------ RECORDS FOR THE TASK ------
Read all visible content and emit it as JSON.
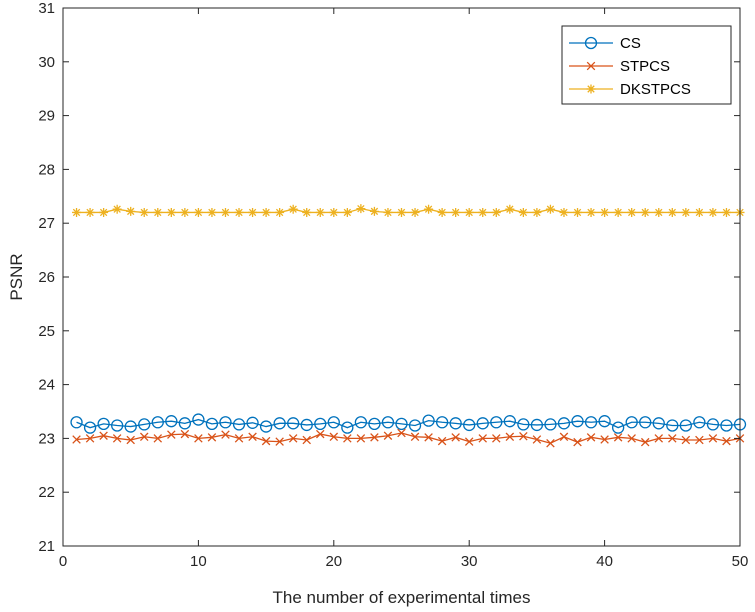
{
  "chart_data": {
    "type": "line",
    "title": "",
    "xlabel": "The number of experimental times",
    "ylabel": "PSNR",
    "xlim": [
      0,
      50
    ],
    "ylim": [
      21,
      31
    ],
    "xticks": [
      0,
      10,
      20,
      30,
      40,
      50
    ],
    "yticks": [
      21,
      22,
      23,
      24,
      25,
      26,
      27,
      28,
      29,
      30,
      31
    ],
    "grid": false,
    "legend_position": "top-right",
    "x": [
      1,
      2,
      3,
      4,
      5,
      6,
      7,
      8,
      9,
      10,
      11,
      12,
      13,
      14,
      15,
      16,
      17,
      18,
      19,
      20,
      21,
      22,
      23,
      24,
      25,
      26,
      27,
      28,
      29,
      30,
      31,
      32,
      33,
      34,
      35,
      36,
      37,
      38,
      39,
      40,
      41,
      42,
      43,
      44,
      45,
      46,
      47,
      48,
      49,
      50
    ],
    "series": [
      {
        "name": "CS",
        "color": "#0072BD",
        "marker": "circle",
        "values": [
          23.3,
          23.2,
          23.27,
          23.24,
          23.22,
          23.26,
          23.3,
          23.32,
          23.28,
          23.35,
          23.27,
          23.3,
          23.26,
          23.29,
          23.22,
          23.28,
          23.28,
          23.25,
          23.27,
          23.3,
          23.2,
          23.3,
          23.27,
          23.3,
          23.27,
          23.24,
          23.33,
          23.3,
          23.28,
          23.25,
          23.28,
          23.3,
          23.32,
          23.26,
          23.25,
          23.26,
          23.28,
          23.32,
          23.3,
          23.32,
          23.2,
          23.3,
          23.3,
          23.28,
          23.24,
          23.24,
          23.3,
          23.26,
          23.24,
          23.26
        ]
      },
      {
        "name": "STPCS",
        "color": "#D95319",
        "marker": "x",
        "values": [
          22.98,
          23.0,
          23.05,
          23.0,
          22.97,
          23.03,
          23.0,
          23.07,
          23.08,
          23.0,
          23.02,
          23.07,
          23.0,
          23.03,
          22.95,
          22.94,
          23.0,
          22.97,
          23.08,
          23.03,
          23.0,
          23.0,
          23.02,
          23.05,
          23.1,
          23.03,
          23.02,
          22.95,
          23.02,
          22.94,
          23.0,
          23.0,
          23.03,
          23.04,
          22.98,
          22.91,
          23.03,
          22.93,
          23.02,
          22.98,
          23.02,
          23.0,
          22.93,
          23.0,
          23.0,
          22.97,
          22.97,
          23.0,
          22.95,
          23.0
        ]
      },
      {
        "name": "DKSTPCS",
        "color": "#EDB120",
        "marker": "star",
        "values": [
          27.2,
          27.2,
          27.2,
          27.26,
          27.22,
          27.2,
          27.2,
          27.2,
          27.2,
          27.2,
          27.2,
          27.2,
          27.2,
          27.2,
          27.2,
          27.2,
          27.26,
          27.2,
          27.2,
          27.2,
          27.2,
          27.27,
          27.22,
          27.2,
          27.2,
          27.2,
          27.26,
          27.2,
          27.2,
          27.2,
          27.2,
          27.2,
          27.26,
          27.2,
          27.2,
          27.26,
          27.2,
          27.2,
          27.2,
          27.2,
          27.2,
          27.2,
          27.2,
          27.2,
          27.2,
          27.2,
          27.2,
          27.2,
          27.2,
          27.2
        ]
      }
    ]
  }
}
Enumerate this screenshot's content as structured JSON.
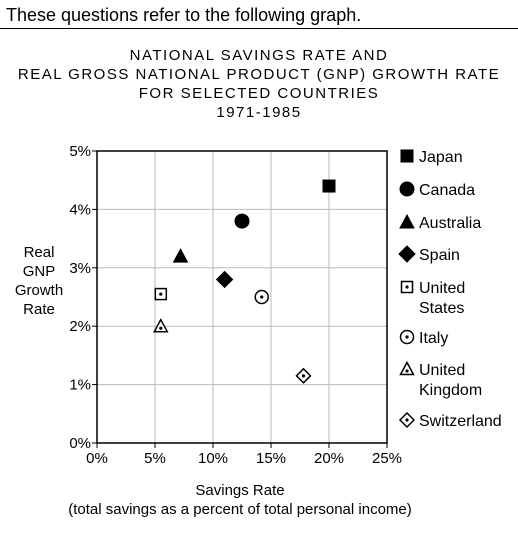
{
  "intro": "These questions refer to the following graph.",
  "chart_data": {
    "type": "scatter",
    "title_lines": [
      "NATIONAL SAVINGS RATE AND",
      "REAL GROSS NATIONAL PRODUCT (GNP) GROWTH RATE",
      "FOR SELECTED COUNTRIES",
      "1971-1985"
    ],
    "ylabel_lines": [
      "Real",
      "GNP",
      "Growth",
      "Rate"
    ],
    "xlabel_lines": [
      "Savings Rate",
      "(total savings as a percent of total personal income)"
    ],
    "xlim": [
      0,
      25
    ],
    "ylim": [
      0,
      5
    ],
    "x_ticks": [
      0,
      5,
      10,
      15,
      20,
      25
    ],
    "x_tick_labels": [
      "0%",
      "5%",
      "10%",
      "15%",
      "20%",
      "25%"
    ],
    "y_ticks": [
      0,
      1,
      2,
      3,
      4,
      5
    ],
    "y_tick_labels": [
      "0%",
      "1%",
      "2%",
      "3%",
      "4%",
      "5%"
    ],
    "grid": true,
    "legend_position": "right",
    "series": [
      {
        "name": "Japan",
        "legend_lines": [
          "Japan"
        ],
        "marker": "square-filled",
        "x": 20,
        "y": 4.4
      },
      {
        "name": "Canada",
        "legend_lines": [
          "Canada"
        ],
        "marker": "circle-filled",
        "x": 12.5,
        "y": 3.8
      },
      {
        "name": "Australia",
        "legend_lines": [
          "Australia"
        ],
        "marker": "triangle-filled",
        "x": 7.2,
        "y": 3.2
      },
      {
        "name": "Spain",
        "legend_lines": [
          "Spain"
        ],
        "marker": "diamond-filled",
        "x": 11,
        "y": 2.8
      },
      {
        "name": "United States",
        "legend_lines": [
          "United",
          "States"
        ],
        "marker": "square-dot",
        "x": 5.5,
        "y": 2.55
      },
      {
        "name": "Italy",
        "legend_lines": [
          "Italy"
        ],
        "marker": "circle-dot",
        "x": 14.2,
        "y": 2.5
      },
      {
        "name": "United Kingdom",
        "legend_lines": [
          "United",
          "Kingdom"
        ],
        "marker": "triangle-dot",
        "x": 5.5,
        "y": 2.0
      },
      {
        "name": "Switzerland",
        "legend_lines": [
          "Switzerland"
        ],
        "marker": "diamond-dot",
        "x": 17.8,
        "y": 1.15
      }
    ]
  }
}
------
_INSTRUCTION_: Look through the records and gather each line with the word "color".

_ANSWER TO THIS PROBLEM_:
        "color": "#0072BD",
        "color": "#D95319",
        "color": "#EDB120",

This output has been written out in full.